Directions :: Gather the lines below that include the string "sistema", copying each in full.

[Source records]
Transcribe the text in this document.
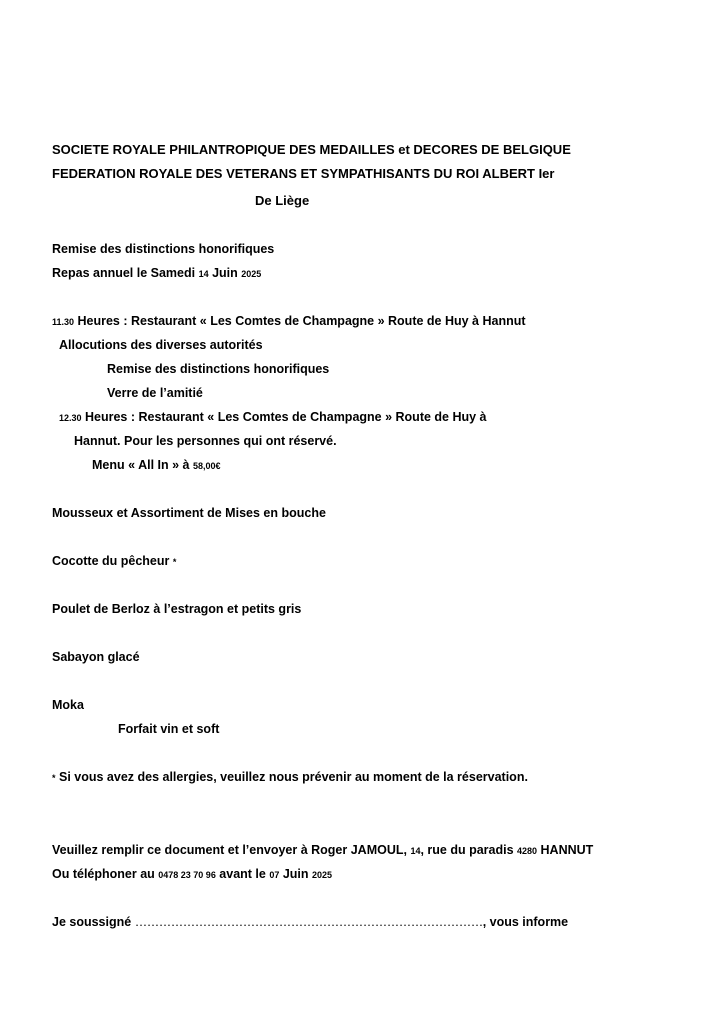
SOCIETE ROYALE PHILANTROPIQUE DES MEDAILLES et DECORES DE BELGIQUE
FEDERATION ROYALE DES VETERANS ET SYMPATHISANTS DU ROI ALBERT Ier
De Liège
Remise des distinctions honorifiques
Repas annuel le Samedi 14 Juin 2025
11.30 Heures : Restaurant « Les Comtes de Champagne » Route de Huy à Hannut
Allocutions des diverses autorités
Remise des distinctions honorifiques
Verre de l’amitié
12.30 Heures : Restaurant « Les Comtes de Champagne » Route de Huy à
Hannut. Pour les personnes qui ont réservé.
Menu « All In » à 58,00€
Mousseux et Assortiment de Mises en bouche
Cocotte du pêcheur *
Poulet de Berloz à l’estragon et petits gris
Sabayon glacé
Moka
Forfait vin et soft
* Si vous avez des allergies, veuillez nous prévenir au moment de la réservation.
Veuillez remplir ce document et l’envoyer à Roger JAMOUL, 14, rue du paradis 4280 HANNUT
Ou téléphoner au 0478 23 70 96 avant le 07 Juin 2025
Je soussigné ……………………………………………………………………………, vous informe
==
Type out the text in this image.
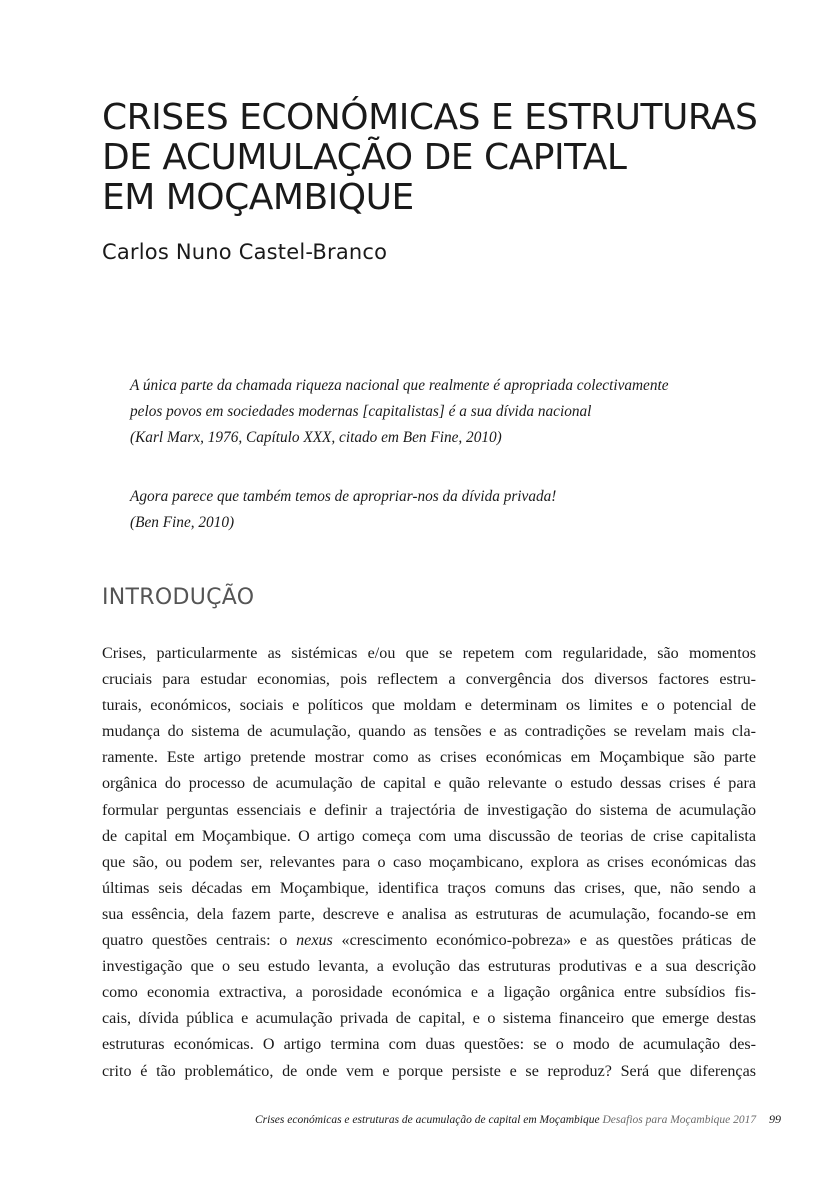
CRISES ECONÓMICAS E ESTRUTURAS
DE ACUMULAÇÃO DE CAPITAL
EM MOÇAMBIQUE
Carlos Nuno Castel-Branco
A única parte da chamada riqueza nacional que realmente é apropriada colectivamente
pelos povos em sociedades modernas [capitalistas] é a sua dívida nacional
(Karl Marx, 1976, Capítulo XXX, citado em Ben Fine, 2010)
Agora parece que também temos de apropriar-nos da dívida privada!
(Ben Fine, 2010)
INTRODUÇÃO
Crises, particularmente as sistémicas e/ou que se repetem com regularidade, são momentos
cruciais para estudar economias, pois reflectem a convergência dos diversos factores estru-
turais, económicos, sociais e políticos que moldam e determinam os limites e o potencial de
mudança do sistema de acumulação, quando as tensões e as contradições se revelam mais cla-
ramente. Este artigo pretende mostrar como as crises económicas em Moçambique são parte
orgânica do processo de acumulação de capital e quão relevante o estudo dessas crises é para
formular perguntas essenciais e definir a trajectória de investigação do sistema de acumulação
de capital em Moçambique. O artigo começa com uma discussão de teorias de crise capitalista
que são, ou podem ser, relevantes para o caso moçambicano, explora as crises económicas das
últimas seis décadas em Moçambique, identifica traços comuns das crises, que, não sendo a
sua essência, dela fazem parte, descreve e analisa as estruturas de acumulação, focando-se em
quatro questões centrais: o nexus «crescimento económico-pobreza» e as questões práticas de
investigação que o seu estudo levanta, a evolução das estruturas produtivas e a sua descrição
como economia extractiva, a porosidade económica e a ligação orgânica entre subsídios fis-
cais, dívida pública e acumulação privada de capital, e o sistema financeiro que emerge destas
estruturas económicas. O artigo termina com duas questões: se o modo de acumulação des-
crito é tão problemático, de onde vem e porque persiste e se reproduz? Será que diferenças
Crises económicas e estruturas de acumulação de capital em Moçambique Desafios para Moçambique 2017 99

Solution ::
mudança do sistema de acumulação, quando as tensões e as contradições se revelam mais cla-
formular perguntas essenciais e definir a trajectória de investigação do sistema de acumulação
cais, dívida pública e acumulação privada de capital, e o sistema financeiro que emerge destas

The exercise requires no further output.